▶ **What you have to do**
Look through the lines and report how many include the word "symbol", giving nothing but the number.

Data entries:
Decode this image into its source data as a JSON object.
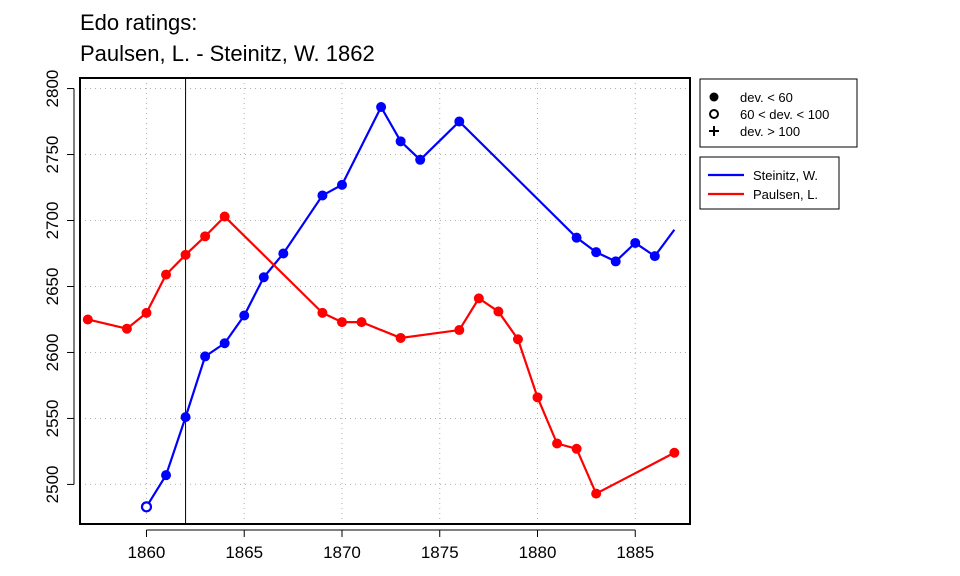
{
  "chart_data": {
    "type": "line",
    "title": "Edo ratings:",
    "subtitle": "Paulsen, L. - Steinitz, W. 1862",
    "xlabel": "",
    "ylabel": "",
    "xlim": [
      1856.6,
      1887.8
    ],
    "ylim": [
      2470,
      2808
    ],
    "xticks": [
      1860,
      1865,
      1870,
      1875,
      1880,
      1885
    ],
    "yticks": [
      2500,
      2550,
      2600,
      2650,
      2700,
      2750,
      2800
    ],
    "grid": true,
    "vline": 1862,
    "legend_markers": {
      "placement": "top-right, outside",
      "items": [
        {
          "symbol": "filled-circle",
          "label": "dev. < 60"
        },
        {
          "symbol": "open-circle",
          "label": "60 < dev. < 100"
        },
        {
          "symbol": "plus",
          "label": "dev. > 100"
        }
      ]
    },
    "legend_series_placement": "right, outside",
    "series": [
      {
        "name": "Steinitz, W.",
        "color": "#0000ff",
        "points": [
          {
            "x": 1860,
            "y": 2483,
            "marker": "open-circle"
          },
          {
            "x": 1861,
            "y": 2507,
            "marker": "filled-circle"
          },
          {
            "x": 1862,
            "y": 2551,
            "marker": "filled-circle"
          },
          {
            "x": 1863,
            "y": 2597,
            "marker": "filled-circle"
          },
          {
            "x": 1864,
            "y": 2607,
            "marker": "filled-circle"
          },
          {
            "x": 1865,
            "y": 2628,
            "marker": "filled-circle"
          },
          {
            "x": 1866,
            "y": 2657,
            "marker": "filled-circle"
          },
          {
            "x": 1867,
            "y": 2675,
            "marker": "filled-circle"
          },
          {
            "x": 1869,
            "y": 2719,
            "marker": "filled-circle"
          },
          {
            "x": 1870,
            "y": 2727,
            "marker": "filled-circle"
          },
          {
            "x": 1872,
            "y": 2786,
            "marker": "filled-circle"
          },
          {
            "x": 1873,
            "y": 2760,
            "marker": "filled-circle"
          },
          {
            "x": 1874,
            "y": 2746,
            "marker": "filled-circle"
          },
          {
            "x": 1876,
            "y": 2775,
            "marker": "filled-circle"
          },
          {
            "x": 1882,
            "y": 2687,
            "marker": "filled-circle"
          },
          {
            "x": 1883,
            "y": 2676,
            "marker": "filled-circle"
          },
          {
            "x": 1884,
            "y": 2669,
            "marker": "filled-circle"
          },
          {
            "x": 1885,
            "y": 2683,
            "marker": "filled-circle"
          },
          {
            "x": 1886,
            "y": 2673,
            "marker": "filled-circle"
          },
          {
            "x": 1887,
            "y": 2693,
            "marker": "none"
          }
        ]
      },
      {
        "name": "Paulsen, L.",
        "color": "#ff0000",
        "points": [
          {
            "x": 1857,
            "y": 2625,
            "marker": "filled-circle"
          },
          {
            "x": 1859,
            "y": 2618,
            "marker": "filled-circle"
          },
          {
            "x": 1860,
            "y": 2630,
            "marker": "filled-circle"
          },
          {
            "x": 1861,
            "y": 2659,
            "marker": "filled-circle"
          },
          {
            "x": 1862,
            "y": 2674,
            "marker": "filled-circle"
          },
          {
            "x": 1863,
            "y": 2688,
            "marker": "filled-circle"
          },
          {
            "x": 1864,
            "y": 2703,
            "marker": "filled-circle"
          },
          {
            "x": 1869,
            "y": 2630,
            "marker": "filled-circle"
          },
          {
            "x": 1870,
            "y": 2623,
            "marker": "filled-circle"
          },
          {
            "x": 1871,
            "y": 2623,
            "marker": "filled-circle"
          },
          {
            "x": 1873,
            "y": 2611,
            "marker": "filled-circle"
          },
          {
            "x": 1876,
            "y": 2617,
            "marker": "filled-circle"
          },
          {
            "x": 1877,
            "y": 2641,
            "marker": "filled-circle"
          },
          {
            "x": 1878,
            "y": 2631,
            "marker": "filled-circle"
          },
          {
            "x": 1879,
            "y": 2610,
            "marker": "filled-circle"
          },
          {
            "x": 1880,
            "y": 2566,
            "marker": "filled-circle"
          },
          {
            "x": 1881,
            "y": 2531,
            "marker": "filled-circle"
          },
          {
            "x": 1882,
            "y": 2527,
            "marker": "filled-circle"
          },
          {
            "x": 1883,
            "y": 2493,
            "marker": "filled-circle"
          },
          {
            "x": 1887,
            "y": 2524,
            "marker": "filled-circle"
          }
        ]
      }
    ]
  }
}
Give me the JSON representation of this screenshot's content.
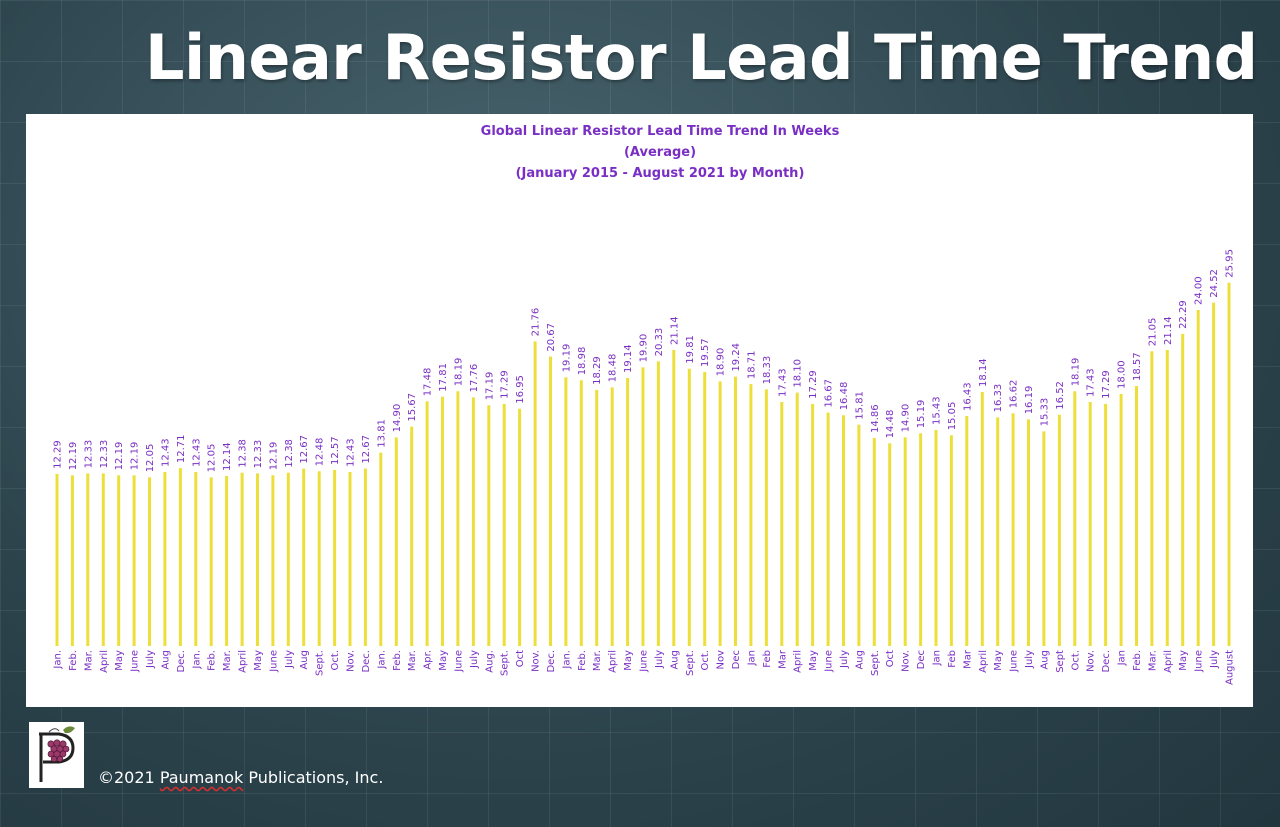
{
  "slide": {
    "title": "Linear Resistor Lead Time Trend",
    "copyright_prefix": "©2021 ",
    "copyright_brand": "Paumanok",
    "copyright_suffix": " Publications, Inc.",
    "logo_icon": "grapes-letter-p-logo"
  },
  "colors": {
    "bar": "#ecdf3a",
    "text": "#7a2fc4"
  },
  "chart_data": {
    "type": "bar",
    "title": "Global Linear Resistor Lead Time Trend In Weeks",
    "subtitle": "(Average)",
    "subtitle2": "(January 2015 - August 2021 by Month)",
    "xlabel": "",
    "ylabel": "",
    "ylim": [
      0,
      26
    ],
    "grid": false,
    "categories": [
      "Jan.",
      "Feb.",
      "Mar.",
      "April",
      "May",
      "June",
      "July",
      "Aug",
      "Dec.",
      "Jan.",
      "Feb.",
      "Mar.",
      "April",
      "May",
      "June",
      "July",
      "Aug",
      "Sept.",
      "Oct.",
      "Nov.",
      "Dec.",
      "Jan.",
      "Feb.",
      "Mar.",
      "Apr.",
      "May",
      "June",
      "July",
      "Aug.",
      "Sept.",
      "Oct",
      "Nov.",
      "Dec.",
      "Jan.",
      "Feb.",
      "Mar.",
      "April",
      "May",
      "June",
      "July",
      "Aug",
      "Sept.",
      "Oct.",
      "Nov",
      "Dec",
      "Jan",
      "Feb",
      "Mar",
      "April",
      "May",
      "June",
      "July",
      "Aug",
      "Sept.",
      "Oct",
      "Nov.",
      "Dec",
      "Jan",
      "Feb",
      "Mar",
      "April",
      "May",
      "June",
      "July",
      "Aug",
      "Sept",
      "Oct.",
      "Nov.",
      "Dec.",
      "Jan",
      "Feb.",
      "Mar.",
      "April",
      "May",
      "June",
      "July",
      "August"
    ],
    "values": [
      12.29,
      12.19,
      12.33,
      12.33,
      12.19,
      12.19,
      12.05,
      12.43,
      12.71,
      12.43,
      12.05,
      12.14,
      12.38,
      12.33,
      12.19,
      12.38,
      12.67,
      12.48,
      12.57,
      12.43,
      12.67,
      13.81,
      14.9,
      15.67,
      17.48,
      17.81,
      18.19,
      17.76,
      17.19,
      17.29,
      16.95,
      21.76,
      20.67,
      19.19,
      18.98,
      18.29,
      18.48,
      19.14,
      19.9,
      20.33,
      21.14,
      19.81,
      19.57,
      18.9,
      19.24,
      18.71,
      18.33,
      17.43,
      18.1,
      17.29,
      16.67,
      16.48,
      15.81,
      14.86,
      14.48,
      14.9,
      15.19,
      15.43,
      15.05,
      16.43,
      18.14,
      16.33,
      16.62,
      16.19,
      15.33,
      16.52,
      18.19,
      17.43,
      17.29,
      18.0,
      18.57,
      21.05,
      21.14,
      22.29,
      24.0,
      24.52,
      25.95
    ],
    "value_labels": [
      "12.29",
      "12.19",
      "12.33",
      "12.33",
      "12.19",
      "12.19",
      "12.05",
      "12.43",
      "12.71",
      "12.43",
      "12.05",
      "12.14",
      "12.38",
      "12.33",
      "12.19",
      "12.38",
      "12.67",
      "12.48",
      "12.57",
      "12.43",
      "12.67",
      "13.81",
      "14.90",
      "15.67",
      "17.48",
      "17.81",
      "18.19",
      "17.76",
      "17.19",
      "17.29",
      "16.95",
      "21.76",
      "20.67",
      "19.19",
      "18.98",
      "18.29",
      "18.48",
      "19.14",
      "19.90",
      "20.33",
      "21.14",
      "19.81",
      "19.57",
      "18.90",
      "19.24",
      "18.71",
      "18.33",
      "17.43",
      "18.10",
      "17.29",
      "16.67",
      "16.48",
      "15.81",
      "14.86",
      "14.48",
      "14.90",
      "15.19",
      "15.43",
      "15.05",
      "16.43",
      "18.14",
      "16.33",
      "16.62",
      "16.19",
      "15.33",
      "16.52",
      "18.19",
      "17.43",
      "17.29",
      "18.00",
      "18.57",
      "21.05",
      "21.14",
      "22.29",
      "24.00",
      "24.52",
      "25.95"
    ]
  }
}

▶ **Response**
3